## BEGIN SOURCE MATERIAL
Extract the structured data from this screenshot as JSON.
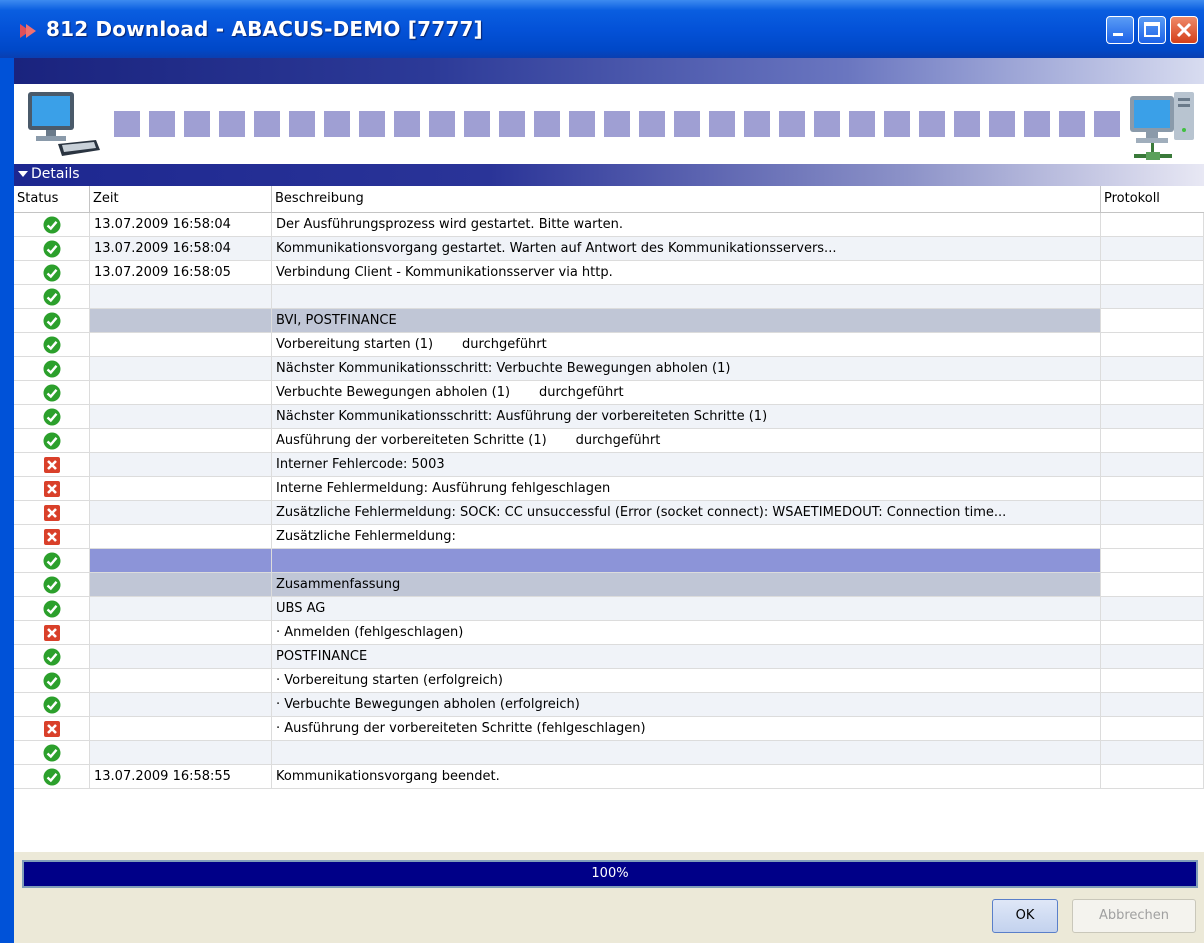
{
  "window": {
    "title": "812 Download - ABACUS-DEMO [7777]",
    "icons": [
      "app-icon",
      "minimize-icon",
      "maximize-icon",
      "close-icon"
    ]
  },
  "details": {
    "label": "Details",
    "icon": "triangle-down-icon"
  },
  "table": {
    "columns": [
      "Status",
      "Zeit",
      "Beschreibung",
      "Protokoll"
    ],
    "rows": [
      {
        "status": "ok",
        "time": "13.07.2009 16:58:04",
        "desc": "Der Ausführungsprozess wird gestartet. Bitte warten.",
        "style": ""
      },
      {
        "status": "ok",
        "time": "13.07.2009 16:58:04",
        "desc": "Kommunikationsvorgang gestartet. Warten auf Antwort des Kommunikationsservers...",
        "style": "alt"
      },
      {
        "status": "ok",
        "time": "13.07.2009 16:58:05",
        "desc": "Verbindung Client - Kommunikationsserver via http.",
        "style": ""
      },
      {
        "status": "ok",
        "time": "",
        "desc": "",
        "style": "alt"
      },
      {
        "status": "ok",
        "time": "",
        "desc": "BVI, POSTFINANCE",
        "style": "hl-gray"
      },
      {
        "status": "ok",
        "time": "",
        "desc": "Vorbereitung starten (1)       durchgeführt",
        "style": ""
      },
      {
        "status": "ok",
        "time": "",
        "desc": "Nächster Kommunikationsschritt: Verbuchte Bewegungen abholen (1)",
        "style": "alt"
      },
      {
        "status": "ok",
        "time": "",
        "desc": "Verbuchte Bewegungen abholen (1)       durchgeführt",
        "style": ""
      },
      {
        "status": "ok",
        "time": "",
        "desc": "Nächster Kommunikationsschritt: Ausführung der vorbereiteten Schritte (1)",
        "style": "alt"
      },
      {
        "status": "ok",
        "time": "",
        "desc": "Ausführung der vorbereiteten Schritte (1)       durchgeführt",
        "style": ""
      },
      {
        "status": "error",
        "time": "",
        "desc": "Interner Fehlercode: 5003",
        "style": "alt"
      },
      {
        "status": "error",
        "time": "",
        "desc": "Interne Fehlermeldung: Ausführung fehlgeschlagen",
        "style": ""
      },
      {
        "status": "error",
        "time": "",
        "desc": "Zusätzliche Fehlermeldung: SOCK: CC unsuccessful (Error (socket connect): WSAETIMEDOUT: Connection time...",
        "style": "alt"
      },
      {
        "status": "error",
        "time": "",
        "desc": "Zusätzliche Fehlermeldung:",
        "style": ""
      },
      {
        "status": "ok",
        "time": "",
        "desc": "",
        "style": "hl-blue"
      },
      {
        "status": "ok",
        "time": "",
        "desc": "Zusammenfassung",
        "style": "hl-gray"
      },
      {
        "status": "ok",
        "time": "",
        "desc": "UBS AG",
        "style": "alt"
      },
      {
        "status": "error",
        "time": "",
        "desc": "· Anmelden (fehlgeschlagen)",
        "style": ""
      },
      {
        "status": "ok",
        "time": "",
        "desc": "POSTFINANCE",
        "style": "alt"
      },
      {
        "status": "ok",
        "time": "",
        "desc": "· Vorbereitung starten (erfolgreich)",
        "style": ""
      },
      {
        "status": "ok",
        "time": "",
        "desc": "· Verbuchte Bewegungen abholen (erfolgreich)",
        "style": "alt"
      },
      {
        "status": "error",
        "time": "",
        "desc": "· Ausführung der vorbereiteten Schritte (fehlgeschlagen)",
        "style": ""
      },
      {
        "status": "ok",
        "time": "",
        "desc": "",
        "style": "alt"
      },
      {
        "status": "ok",
        "time": "13.07.2009 16:58:55",
        "desc": "Kommunikationsvorgang beendet.",
        "style": ""
      }
    ]
  },
  "progress": {
    "value": 1.0,
    "label": "100%"
  },
  "buttons": {
    "ok": "OK",
    "cancel": "Abbrechen"
  },
  "colors": {
    "ok_status": "#2ca02c",
    "error_status": "#d9402a",
    "title_blue": "#0452d8"
  }
}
## END SOURCE MATERIAL
* _INSTRUCTIONS FOR THE TASK_
Copy all lines from the listing that contain "erfolgreich".

* _CORRECT RESPONSE_
        "desc": "· Vorbereitung starten (erfolgreich)",
        "desc": "· Verbuchte Bewegungen abholen (erfolgreich)",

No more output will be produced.